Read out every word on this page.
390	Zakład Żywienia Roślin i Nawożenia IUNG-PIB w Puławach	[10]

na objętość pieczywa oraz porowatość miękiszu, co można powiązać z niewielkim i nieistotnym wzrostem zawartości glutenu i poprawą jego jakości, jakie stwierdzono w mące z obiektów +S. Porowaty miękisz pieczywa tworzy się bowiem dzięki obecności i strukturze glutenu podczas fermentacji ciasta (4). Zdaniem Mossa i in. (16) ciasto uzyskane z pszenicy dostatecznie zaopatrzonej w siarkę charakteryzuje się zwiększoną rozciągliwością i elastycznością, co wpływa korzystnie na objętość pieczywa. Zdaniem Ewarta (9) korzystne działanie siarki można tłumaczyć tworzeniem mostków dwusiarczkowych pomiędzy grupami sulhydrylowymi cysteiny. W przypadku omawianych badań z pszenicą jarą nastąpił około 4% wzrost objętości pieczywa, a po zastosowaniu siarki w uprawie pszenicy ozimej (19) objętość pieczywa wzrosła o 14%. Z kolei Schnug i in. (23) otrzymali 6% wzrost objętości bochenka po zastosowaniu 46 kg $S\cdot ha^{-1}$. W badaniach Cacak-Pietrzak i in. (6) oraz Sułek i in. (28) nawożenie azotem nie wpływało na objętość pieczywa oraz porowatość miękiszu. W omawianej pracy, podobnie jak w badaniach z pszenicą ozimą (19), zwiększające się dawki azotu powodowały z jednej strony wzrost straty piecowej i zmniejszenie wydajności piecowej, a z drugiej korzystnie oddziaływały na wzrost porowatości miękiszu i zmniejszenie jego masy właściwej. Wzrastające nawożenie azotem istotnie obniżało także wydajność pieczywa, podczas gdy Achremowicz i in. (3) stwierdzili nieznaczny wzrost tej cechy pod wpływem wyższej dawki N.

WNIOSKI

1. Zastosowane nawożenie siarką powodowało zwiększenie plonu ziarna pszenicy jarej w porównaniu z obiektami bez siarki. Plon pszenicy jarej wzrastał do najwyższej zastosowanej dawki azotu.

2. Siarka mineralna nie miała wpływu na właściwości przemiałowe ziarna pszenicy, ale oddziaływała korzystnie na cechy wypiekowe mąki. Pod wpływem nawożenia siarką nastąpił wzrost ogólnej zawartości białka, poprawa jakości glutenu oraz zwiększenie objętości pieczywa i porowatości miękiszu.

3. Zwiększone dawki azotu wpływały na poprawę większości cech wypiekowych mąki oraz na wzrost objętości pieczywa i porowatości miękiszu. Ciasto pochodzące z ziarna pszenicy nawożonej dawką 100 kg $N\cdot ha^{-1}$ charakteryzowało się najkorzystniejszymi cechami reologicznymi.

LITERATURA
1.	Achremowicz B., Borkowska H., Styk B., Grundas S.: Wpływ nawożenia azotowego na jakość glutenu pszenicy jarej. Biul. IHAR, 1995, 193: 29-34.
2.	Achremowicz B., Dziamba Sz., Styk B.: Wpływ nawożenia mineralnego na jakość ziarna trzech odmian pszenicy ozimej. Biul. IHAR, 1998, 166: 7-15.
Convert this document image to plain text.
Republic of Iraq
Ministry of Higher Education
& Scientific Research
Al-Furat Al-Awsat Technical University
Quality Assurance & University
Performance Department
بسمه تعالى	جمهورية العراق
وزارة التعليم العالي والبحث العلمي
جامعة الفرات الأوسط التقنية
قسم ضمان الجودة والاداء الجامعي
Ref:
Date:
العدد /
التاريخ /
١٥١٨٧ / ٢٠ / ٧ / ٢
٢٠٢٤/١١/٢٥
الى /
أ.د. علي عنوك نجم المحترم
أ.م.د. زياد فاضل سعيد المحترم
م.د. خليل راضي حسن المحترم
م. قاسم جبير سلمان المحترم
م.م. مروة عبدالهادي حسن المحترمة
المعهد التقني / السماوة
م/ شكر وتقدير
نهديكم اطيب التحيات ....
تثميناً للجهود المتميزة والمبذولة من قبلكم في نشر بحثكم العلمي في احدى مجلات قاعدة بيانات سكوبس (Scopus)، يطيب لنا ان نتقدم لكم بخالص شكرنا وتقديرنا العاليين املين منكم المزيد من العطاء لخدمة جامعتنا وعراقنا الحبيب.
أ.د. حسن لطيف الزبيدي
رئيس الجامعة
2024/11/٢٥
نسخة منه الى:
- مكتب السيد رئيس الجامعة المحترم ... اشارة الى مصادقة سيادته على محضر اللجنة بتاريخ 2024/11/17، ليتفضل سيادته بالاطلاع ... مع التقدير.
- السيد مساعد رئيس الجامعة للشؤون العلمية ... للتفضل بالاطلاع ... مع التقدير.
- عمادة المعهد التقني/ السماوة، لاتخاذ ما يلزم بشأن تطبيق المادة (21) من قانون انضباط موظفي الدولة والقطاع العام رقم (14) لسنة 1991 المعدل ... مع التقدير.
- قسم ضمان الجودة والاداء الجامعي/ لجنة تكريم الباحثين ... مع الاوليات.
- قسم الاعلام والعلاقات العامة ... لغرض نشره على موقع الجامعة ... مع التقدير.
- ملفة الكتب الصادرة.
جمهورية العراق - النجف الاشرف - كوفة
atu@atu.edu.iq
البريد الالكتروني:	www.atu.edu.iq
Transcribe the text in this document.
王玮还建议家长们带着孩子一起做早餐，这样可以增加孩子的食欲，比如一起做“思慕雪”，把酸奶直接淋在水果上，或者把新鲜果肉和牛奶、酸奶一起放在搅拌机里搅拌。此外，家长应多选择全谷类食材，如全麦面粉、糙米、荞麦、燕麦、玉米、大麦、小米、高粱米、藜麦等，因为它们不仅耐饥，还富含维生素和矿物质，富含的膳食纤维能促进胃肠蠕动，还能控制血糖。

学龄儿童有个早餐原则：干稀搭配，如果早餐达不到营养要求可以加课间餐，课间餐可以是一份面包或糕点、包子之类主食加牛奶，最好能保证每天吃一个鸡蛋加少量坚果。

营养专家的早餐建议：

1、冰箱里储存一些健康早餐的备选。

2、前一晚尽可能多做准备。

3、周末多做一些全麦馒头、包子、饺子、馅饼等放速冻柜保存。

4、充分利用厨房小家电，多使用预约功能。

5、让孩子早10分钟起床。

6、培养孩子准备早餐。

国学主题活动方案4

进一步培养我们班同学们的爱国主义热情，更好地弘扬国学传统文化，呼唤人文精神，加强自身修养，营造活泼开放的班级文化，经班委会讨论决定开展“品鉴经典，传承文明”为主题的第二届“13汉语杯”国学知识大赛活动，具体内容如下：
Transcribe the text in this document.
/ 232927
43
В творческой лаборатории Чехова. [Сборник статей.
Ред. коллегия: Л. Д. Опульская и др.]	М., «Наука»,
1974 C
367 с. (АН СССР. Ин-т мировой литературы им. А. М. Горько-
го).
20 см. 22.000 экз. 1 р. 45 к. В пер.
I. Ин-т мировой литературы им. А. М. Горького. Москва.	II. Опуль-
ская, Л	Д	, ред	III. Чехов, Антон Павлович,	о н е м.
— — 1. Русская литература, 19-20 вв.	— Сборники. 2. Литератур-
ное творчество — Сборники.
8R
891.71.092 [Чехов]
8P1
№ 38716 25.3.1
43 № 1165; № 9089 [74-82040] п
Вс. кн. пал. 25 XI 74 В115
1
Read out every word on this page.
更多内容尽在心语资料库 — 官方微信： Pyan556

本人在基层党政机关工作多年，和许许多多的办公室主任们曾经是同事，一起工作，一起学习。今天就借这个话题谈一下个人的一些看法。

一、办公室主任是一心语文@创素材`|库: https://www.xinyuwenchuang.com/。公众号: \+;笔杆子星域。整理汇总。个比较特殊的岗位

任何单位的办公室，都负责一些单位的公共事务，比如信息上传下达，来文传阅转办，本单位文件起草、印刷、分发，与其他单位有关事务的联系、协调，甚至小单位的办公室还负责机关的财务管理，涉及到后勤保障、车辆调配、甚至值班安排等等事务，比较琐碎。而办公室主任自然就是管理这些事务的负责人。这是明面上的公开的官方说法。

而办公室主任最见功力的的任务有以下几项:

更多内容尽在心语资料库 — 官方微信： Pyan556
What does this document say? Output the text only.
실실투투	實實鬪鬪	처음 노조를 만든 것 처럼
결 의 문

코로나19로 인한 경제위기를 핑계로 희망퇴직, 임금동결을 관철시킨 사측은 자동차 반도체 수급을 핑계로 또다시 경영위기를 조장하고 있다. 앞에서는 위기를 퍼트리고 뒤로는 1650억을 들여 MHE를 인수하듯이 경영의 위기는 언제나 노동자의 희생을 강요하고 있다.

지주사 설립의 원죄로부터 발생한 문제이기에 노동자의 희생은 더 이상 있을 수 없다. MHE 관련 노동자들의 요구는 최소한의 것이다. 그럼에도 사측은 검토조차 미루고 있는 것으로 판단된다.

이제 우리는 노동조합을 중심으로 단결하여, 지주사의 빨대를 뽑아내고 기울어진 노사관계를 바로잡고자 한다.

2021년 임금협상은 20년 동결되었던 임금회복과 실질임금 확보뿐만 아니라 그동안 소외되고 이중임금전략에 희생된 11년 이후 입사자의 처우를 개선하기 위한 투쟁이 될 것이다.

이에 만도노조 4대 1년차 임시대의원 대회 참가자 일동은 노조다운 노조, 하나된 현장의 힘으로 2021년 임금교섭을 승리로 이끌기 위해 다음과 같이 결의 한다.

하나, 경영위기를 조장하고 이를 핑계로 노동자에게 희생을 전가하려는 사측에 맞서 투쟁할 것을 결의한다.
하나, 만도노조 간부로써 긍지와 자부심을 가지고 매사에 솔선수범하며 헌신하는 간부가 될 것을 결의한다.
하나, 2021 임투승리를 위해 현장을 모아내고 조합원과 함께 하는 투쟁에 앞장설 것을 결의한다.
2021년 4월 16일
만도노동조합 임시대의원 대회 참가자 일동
_ _ _ _
Say, as a bare number, how many lines in the entries above include the string "الجودة".

2